Exercise: Extract every entry word for word. Skip the pictures.

▼▼▼

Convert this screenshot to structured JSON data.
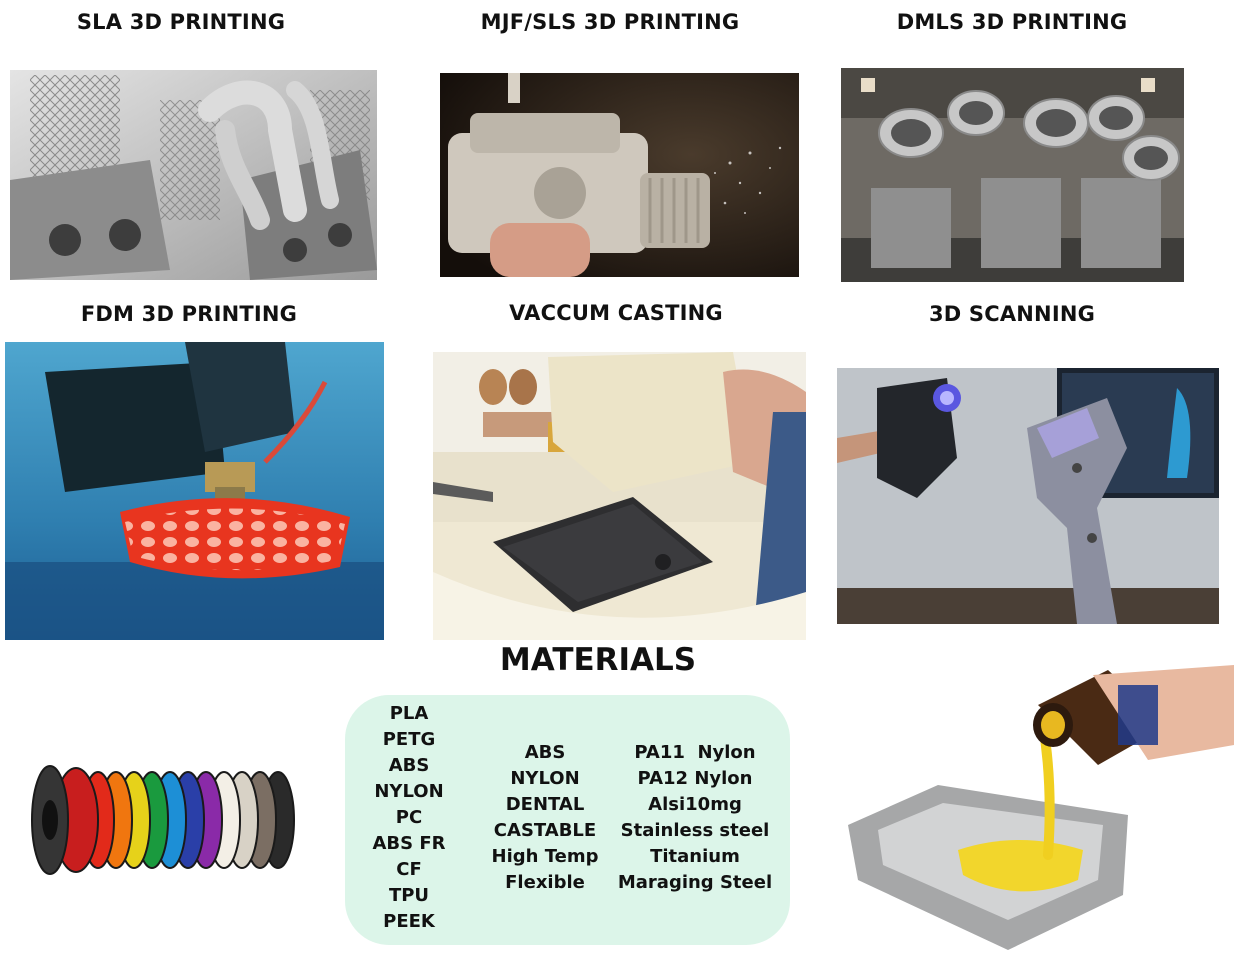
{
  "processes": [
    {
      "title": "SLA 3D PRINTING"
    },
    {
      "title": "MJF/SLS 3D PRINTING"
    },
    {
      "title": "DMLS 3D PRINTING"
    },
    {
      "title": "FDM 3D PRINTING"
    },
    {
      "title": "VACCUM CASTING"
    },
    {
      "title": "3D SCANNING"
    }
  ],
  "materials": {
    "title": "MATERIALS",
    "col1": [
      "PLA",
      "PETG",
      "ABS",
      "NYLON",
      "PC",
      "ABS FR",
      "CF",
      "TPU",
      "PEEK"
    ],
    "col2": [
      "ABS",
      "NYLON",
      "DENTAL",
      "CASTABLE",
      "High Temp",
      "Flexible"
    ],
    "col3": [
      "PA11  Nylon",
      "PA12 Nylon",
      "Alsi10mg",
      "Stainless steel",
      "Titanium",
      "Maraging Steel"
    ]
  },
  "colors": {
    "materials_box": "#dcf5e9",
    "text": "#111111"
  },
  "images": [
    {
      "name": "sla-print-photo"
    },
    {
      "name": "mjf-sls-print-photo"
    },
    {
      "name": "dmls-print-photo"
    },
    {
      "name": "fdm-print-photo"
    },
    {
      "name": "vacuum-casting-photo"
    },
    {
      "name": "3d-scanning-photo"
    },
    {
      "name": "filament-spools-photo"
    },
    {
      "name": "resin-pour-photo"
    }
  ]
}
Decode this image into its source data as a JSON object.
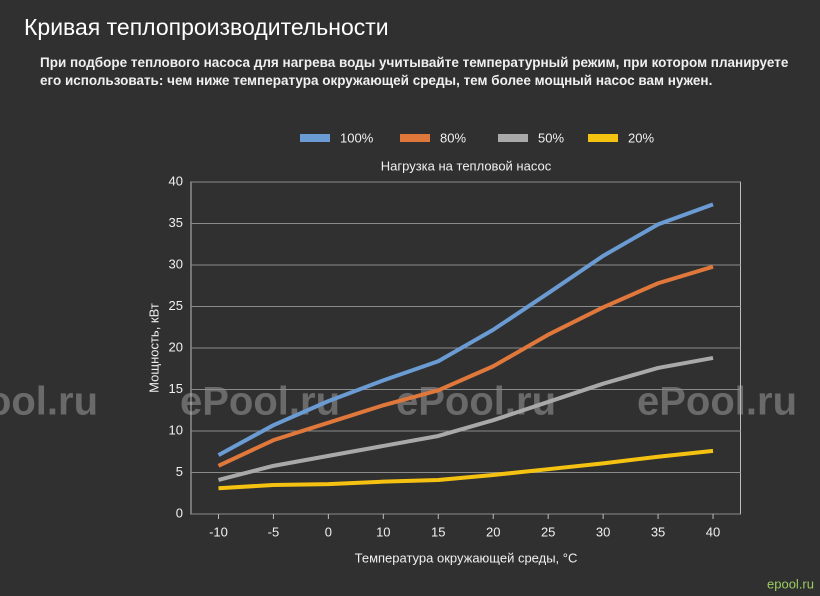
{
  "header": {
    "title": "Кривая теплопроизводительности",
    "description": "При подборе теплового насоса для нагрева воды учитывайте температурный режим, при котором планируете его использовать: чем ниже температура окружающей среды, тем более мощный насос вам нужен."
  },
  "watermark": "ePool.ru",
  "logo": "epool.ru",
  "chart_data": {
    "type": "line",
    "title": "Нагрузка на тепловой насос",
    "x_label": "Температура окружающей среды, °C",
    "y_label": "Мощность, кВт",
    "categories": [
      "-10",
      "-5",
      "0",
      "10",
      "15",
      "20",
      "25",
      "30",
      "35",
      "40"
    ],
    "series": [
      {
        "name": "100%",
        "color": "#6a9bd3",
        "values": [
          7.1,
          10.7,
          13.6,
          16.1,
          18.4,
          22.2,
          26.6,
          31.1,
          34.9,
          37.3
        ]
      },
      {
        "name": "80%",
        "color": "#e0783c",
        "values": [
          5.8,
          8.9,
          11.0,
          13.1,
          14.9,
          17.8,
          21.6,
          24.9,
          27.8,
          29.8
        ]
      },
      {
        "name": "50%",
        "color": "#a9a9a9",
        "values": [
          4.1,
          5.8,
          7.0,
          8.2,
          9.4,
          11.3,
          13.5,
          15.7,
          17.6,
          18.8
        ]
      },
      {
        "name": "20%",
        "color": "#f5c211",
        "values": [
          3.1,
          3.5,
          3.6,
          3.9,
          4.1,
          4.7,
          5.4,
          6.1,
          6.9,
          7.6
        ]
      }
    ],
    "ylim": [
      0,
      40
    ],
    "yticks": [
      0,
      5,
      10,
      15,
      20,
      25,
      30,
      35,
      40
    ],
    "grid": true,
    "legend": "top"
  }
}
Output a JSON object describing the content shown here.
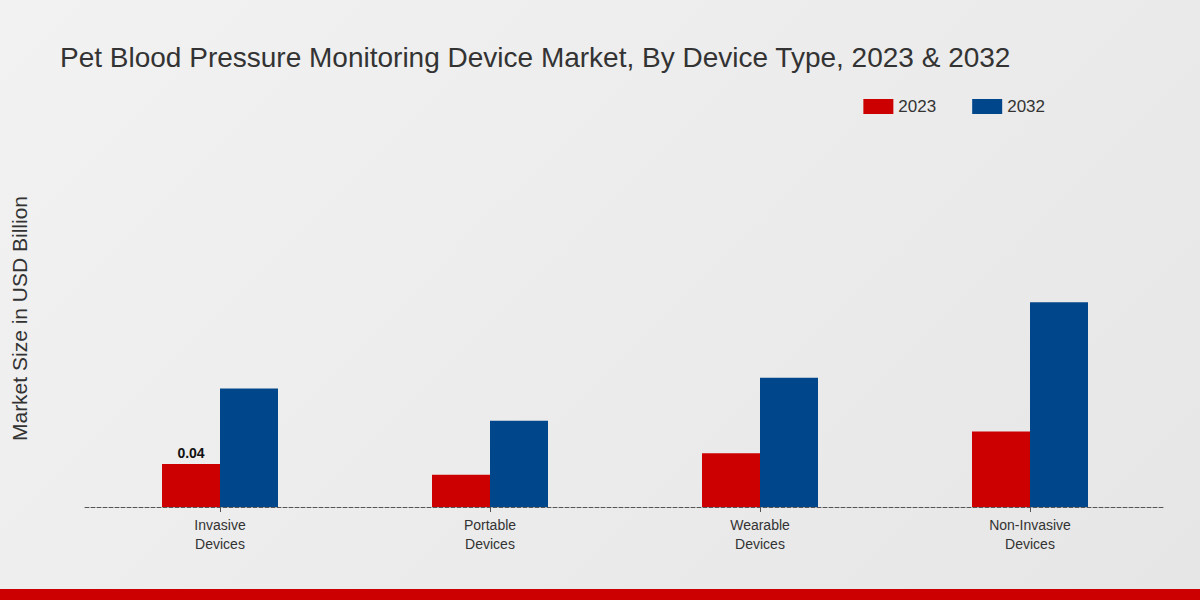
{
  "chart_data": {
    "type": "bar",
    "title": "Pet Blood Pressure Monitoring Device Market, By Device Type, 2023 & 2032",
    "y_label": "Market Size in USD Billion",
    "categories": [
      "Invasive Devices",
      "Portable Devices",
      "Wearable Devices",
      "Non-Invasive Devices"
    ],
    "series": [
      {
        "name": "2023",
        "color": "#cc0000",
        "values": [
          0.04,
          0.03,
          0.05,
          0.07
        ],
        "value_labels": [
          "0.04",
          null,
          null,
          null
        ]
      },
      {
        "name": "2032",
        "color": "#00468b",
        "values": [
          0.11,
          0.08,
          0.12,
          0.19
        ]
      }
    ],
    "ylim": [
      0,
      0.35
    ],
    "tick_labels": "x",
    "grid": false,
    "legend": "top right"
  }
}
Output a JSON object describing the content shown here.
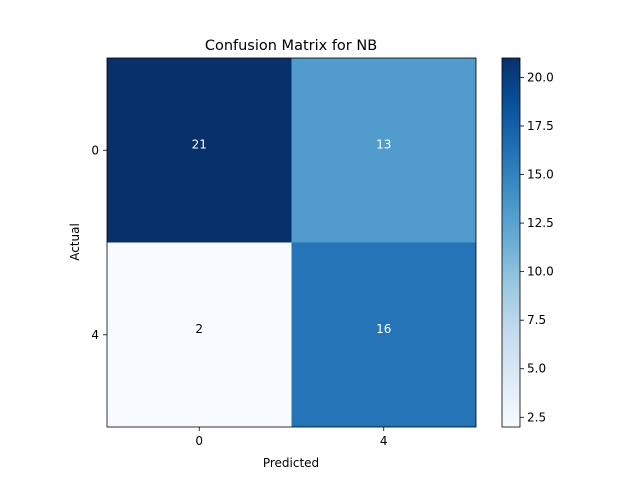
{
  "chart_data": {
    "type": "heatmap",
    "title": "Confusion Matrix for NB",
    "xlabel": "Predicted",
    "ylabel": "Actual",
    "x_categories": [
      "0",
      "4"
    ],
    "y_categories": [
      "0",
      "4"
    ],
    "values": [
      [
        21,
        13
      ],
      [
        2,
        16
      ]
    ],
    "colormap": "Blues",
    "colorbar": {
      "range": [
        2,
        21
      ],
      "ticks": [
        2.5,
        5.0,
        7.5,
        10.0,
        12.5,
        15.0,
        17.5,
        20.0
      ],
      "tick_labels": [
        "2.5",
        "5.0",
        "7.5",
        "10.0",
        "12.5",
        "15.0",
        "17.5",
        "20.0"
      ]
    },
    "colors": {
      "low": "#f7fbff",
      "high": "#08306b",
      "text_light": "#ffffff",
      "text_dark": "#000000"
    }
  }
}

▲▲▲

Result of the task:
Convert this screenshot to structured JSON data.
{
  "processes": [
    {
      "title": "SLA 3D PRINTING"
    },
    {
      "title": "MJF/SLS 3D PRINTING"
    },
    {
      "title": "DMLS 3D PRINTING"
    },
    {
      "title": "FDM 3D PRINTING"
    },
    {
      "title": "VACCUM CASTING"
    },
    {
      "title": "3D SCANNING"
    }
  ],
  "materials": {
    "title": "MATERIALS",
    "col1": [
      "PLA",
      "PETG",
      "ABS",
      "NYLON",
      "PC",
      "ABS FR",
      "CF",
      "TPU",
      "PEEK"
    ],
    "col2": [
      "ABS",
      "NYLON",
      "DENTAL",
      "CASTABLE",
      "High Temp",
      "Flexible"
    ],
    "col3": [
      "PA11  Nylon",
      "PA12 Nylon",
      "Alsi10mg",
      "Stainless steel",
      "Titanium",
      "Maraging Steel"
    ]
  },
  "colors": {
    "materials_box": "#dcf5e9",
    "text": "#111111"
  },
  "images": [
    {
      "name": "sla-print-photo"
    },
    {
      "name": "mjf-sls-print-photo"
    },
    {
      "name": "dmls-print-photo"
    },
    {
      "name": "fdm-print-photo"
    },
    {
      "name": "vacuum-casting-photo"
    },
    {
      "name": "3d-scanning-photo"
    },
    {
      "name": "filament-spools-photo"
    },
    {
      "name": "resin-pour-photo"
    }
  ]
}
Decode this image into its source data as a JSON object.
{
  "header": {
    "title": "Кривая теплопроизводительности",
    "description": "При подборе теплового насоса для нагрева воды учитывайте температурный режим, при котором планируете его использовать: чем ниже температура окружающей среды, тем более мощный насос вам нужен."
  },
  "watermark": "ePool.ru",
  "logo": "epool.ru",
  "chart_data": {
    "type": "line",
    "title": "Нагрузка на тепловой насос",
    "x_label": "Температура окружающей среды, °C",
    "y_label": "Мощность, кВт",
    "categories": [
      "-10",
      "-5",
      "0",
      "10",
      "15",
      "20",
      "25",
      "30",
      "35",
      "40"
    ],
    "series": [
      {
        "name": "100%",
        "color": "#6a9bd3",
        "values": [
          7.1,
          10.7,
          13.6,
          16.1,
          18.4,
          22.2,
          26.6,
          31.1,
          34.9,
          37.3
        ]
      },
      {
        "name": "80%",
        "color": "#e0783c",
        "values": [
          5.8,
          8.9,
          11.0,
          13.1,
          14.9,
          17.8,
          21.6,
          24.9,
          27.8,
          29.8
        ]
      },
      {
        "name": "50%",
        "color": "#a9a9a9",
        "values": [
          4.1,
          5.8,
          7.0,
          8.2,
          9.4,
          11.3,
          13.5,
          15.7,
          17.6,
          18.8
        ]
      },
      {
        "name": "20%",
        "color": "#f5c211",
        "values": [
          3.1,
          3.5,
          3.6,
          3.9,
          4.1,
          4.7,
          5.4,
          6.1,
          6.9,
          7.6
        ]
      }
    ],
    "ylim": [
      0,
      40
    ],
    "yticks": [
      0,
      5,
      10,
      15,
      20,
      25,
      30,
      35,
      40
    ],
    "grid": true,
    "legend": "top"
  }
}
Output a JSON object describing the content shown here.
{
  "chart_data": {
    "type": "bar",
    "title": "Pet Blood Pressure Monitoring Device Market, By Device Type, 2023 & 2032",
    "y_label": "Market Size in USD Billion",
    "categories": [
      "Invasive Devices",
      "Portable Devices",
      "Wearable Devices",
      "Non-Invasive Devices"
    ],
    "series": [
      {
        "name": "2023",
        "color": "#cc0000",
        "values": [
          0.04,
          0.03,
          0.05,
          0.07
        ],
        "value_labels": [
          "0.04",
          null,
          null,
          null
        ]
      },
      {
        "name": "2032",
        "color": "#00468b",
        "values": [
          0.11,
          0.08,
          0.12,
          0.19
        ]
      }
    ],
    "ylim": [
      0,
      0.35
    ],
    "tick_labels": "x",
    "grid": false,
    "legend": "top right"
  }
}
Output a JSON object describing the content shown here.
{
  "chart_data": {
    "type": "heatmap",
    "title": "Confusion Matrix for NB",
    "xlabel": "Predicted",
    "ylabel": "Actual",
    "x_categories": [
      "0",
      "4"
    ],
    "y_categories": [
      "0",
      "4"
    ],
    "values": [
      [
        21,
        13
      ],
      [
        2,
        16
      ]
    ],
    "colormap": "Blues",
    "colorbar": {
      "range": [
        2,
        21
      ],
      "ticks": [
        2.5,
        5.0,
        7.5,
        10.0,
        12.5,
        15.0,
        17.5,
        20.0
      ],
      "tick_labels": [
        "2.5",
        "5.0",
        "7.5",
        "10.0",
        "12.5",
        "15.0",
        "17.5",
        "20.0"
      ]
    },
    "colors": {
      "low": "#f7fbff",
      "high": "#08306b",
      "text_light": "#ffffff",
      "text_dark": "#000000"
    }
  }
}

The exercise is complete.